> **PROBLEM DETAILS**:
Answer these from the VFD thread:
1. Which IGBT module is in the IDM drive?
2. About what voltage did the DC bus read on the Toshiba H3?
3. According to piotrsko, what must close before the pot wiper is moved?

> **TEXT**:
++++++++

# Fun with industrial VFDs



## PStechPaul (May 1, 2012)

A long time ago I bought an IDM "PowrMaster" VFD, 480V at 9 amps, which never quite worked, and now I am stripping it for parts and maybe repurposed for a DIY inverter:




























It appears to be 3.7 kW (5 HP) and with all the panels and parts (not all shown) it probably weighed at least 40 pounds. The IGBT module is a Toshiba 6D130A-120 1200V 30A with an extra free-wheeling diode, and there was also a QM30E3Y-2H 1000V 30A Darlington module that may have been used as a precharge controller. There are two 1000 uF 400V capacitors and some ceramic resistor modules used as bleeders and gate drive resistors. The bottom is a huge flat heat sink:










Meanwhile, I had a newer Toshiba H3 7.5 HP 460V VFD that was supposedly working, but I never tested it except to see that the LCD display came on:



















This should be the manual for it, but I'm having problems downloading it now:
http://www.tic.toshiba.com/drive/files/h3man.pdf

And it's available here:
http://www.manualslib.com/manual/180429/Toshiba-Adjustable-Speed-Drive-H3.html

I was able to go through some of the various (highly complex) programming steps and everything seemed to work as it was supposed to, except, when I try to "RUN", I don't get any voltage out of the drive. I am putting about 500 VAC into L1 and L3, and the DC bus reads about 460 VDC, but there appears to be no AC output at all. There are no errors showing on the display, and I didn't see any sign of damage or loose connections and such in the drive when I disassembled it further.



















I was really hoping this drive would work, and I am still wondering if there may be something I have overlooked in the setup or the way I have it hooked up that keeps it from doing anything. It appears to be serviceable, and it would probably be not terribly hard to get to the IGBTs to test them. I paid well under $100 for this drive so I can't complain, and I hope I can fix it so that I can use it as-is, rather than gutting it and rolling my own. I'd still like to do that, but with the old IDM. It's amazing that this 7.5 HP drive is only about 25 pounds.


----------



## piotrsko (Dec 9, 2007)

Don't know exactly where you are at, but well pump repair places know these units here.

Pictures of the whole deal including motor would have helped.

Most of the stuff I have seen needs a safety switch close before moving pot wiper. The manual alludes to that in the wiring section.


----------



## PStechPaul (May 1, 2012)

I finally figured it out and am now spinning a motor. Here is the video:





 
Enjoy!

I was surprised how hot the motor got, running with no load, but it may have been because of the low speed not spinning its fan well enough, and also possibly from the V/F algorithm, which was set for some "boost" at low speeds.


----------

++++++++

> **DATASET EXCERPTS**:
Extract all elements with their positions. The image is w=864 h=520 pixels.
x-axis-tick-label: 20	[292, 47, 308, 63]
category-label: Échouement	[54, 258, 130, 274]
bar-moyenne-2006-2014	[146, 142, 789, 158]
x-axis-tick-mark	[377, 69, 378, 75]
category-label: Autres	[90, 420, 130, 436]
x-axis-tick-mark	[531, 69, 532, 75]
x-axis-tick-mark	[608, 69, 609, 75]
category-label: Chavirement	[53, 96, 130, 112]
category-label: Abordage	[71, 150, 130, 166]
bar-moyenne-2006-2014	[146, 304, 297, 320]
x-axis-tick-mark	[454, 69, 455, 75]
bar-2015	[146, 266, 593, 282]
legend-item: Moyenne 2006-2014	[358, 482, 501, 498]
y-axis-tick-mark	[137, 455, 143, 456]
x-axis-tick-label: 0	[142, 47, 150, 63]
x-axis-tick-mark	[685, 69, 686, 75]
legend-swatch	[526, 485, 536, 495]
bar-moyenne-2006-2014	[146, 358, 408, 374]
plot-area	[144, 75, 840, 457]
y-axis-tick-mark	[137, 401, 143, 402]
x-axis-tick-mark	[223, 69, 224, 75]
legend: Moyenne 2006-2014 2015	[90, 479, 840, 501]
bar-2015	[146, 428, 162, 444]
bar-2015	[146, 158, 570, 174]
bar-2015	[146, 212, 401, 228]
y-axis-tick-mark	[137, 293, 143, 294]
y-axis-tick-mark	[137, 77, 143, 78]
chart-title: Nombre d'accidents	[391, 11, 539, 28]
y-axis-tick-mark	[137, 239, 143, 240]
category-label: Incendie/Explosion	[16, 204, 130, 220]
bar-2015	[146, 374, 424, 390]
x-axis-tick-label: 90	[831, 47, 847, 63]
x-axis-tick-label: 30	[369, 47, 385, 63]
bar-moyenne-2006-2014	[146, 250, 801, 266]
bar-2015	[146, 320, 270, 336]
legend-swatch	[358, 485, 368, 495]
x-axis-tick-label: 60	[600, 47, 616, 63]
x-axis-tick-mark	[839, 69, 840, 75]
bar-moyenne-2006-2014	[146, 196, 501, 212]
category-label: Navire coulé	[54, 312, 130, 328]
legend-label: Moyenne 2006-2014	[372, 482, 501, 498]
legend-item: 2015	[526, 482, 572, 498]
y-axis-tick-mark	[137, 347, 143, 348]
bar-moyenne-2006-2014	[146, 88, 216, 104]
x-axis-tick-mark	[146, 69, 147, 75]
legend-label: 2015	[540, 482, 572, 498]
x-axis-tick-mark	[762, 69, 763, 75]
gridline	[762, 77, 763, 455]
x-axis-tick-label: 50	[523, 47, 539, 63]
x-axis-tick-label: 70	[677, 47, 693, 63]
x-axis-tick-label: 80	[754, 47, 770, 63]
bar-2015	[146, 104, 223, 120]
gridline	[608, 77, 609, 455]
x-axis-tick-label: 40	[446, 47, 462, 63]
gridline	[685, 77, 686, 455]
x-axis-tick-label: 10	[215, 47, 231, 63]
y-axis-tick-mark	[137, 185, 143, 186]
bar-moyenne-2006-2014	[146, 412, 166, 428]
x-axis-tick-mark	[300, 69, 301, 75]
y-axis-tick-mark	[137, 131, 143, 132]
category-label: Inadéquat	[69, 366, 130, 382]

++++++++

> **COMPLETED EXERCISE**:
1. A Toshiba 6D130A-120, rated 1200V 30A
2. About 460 VDC
3. A safety switch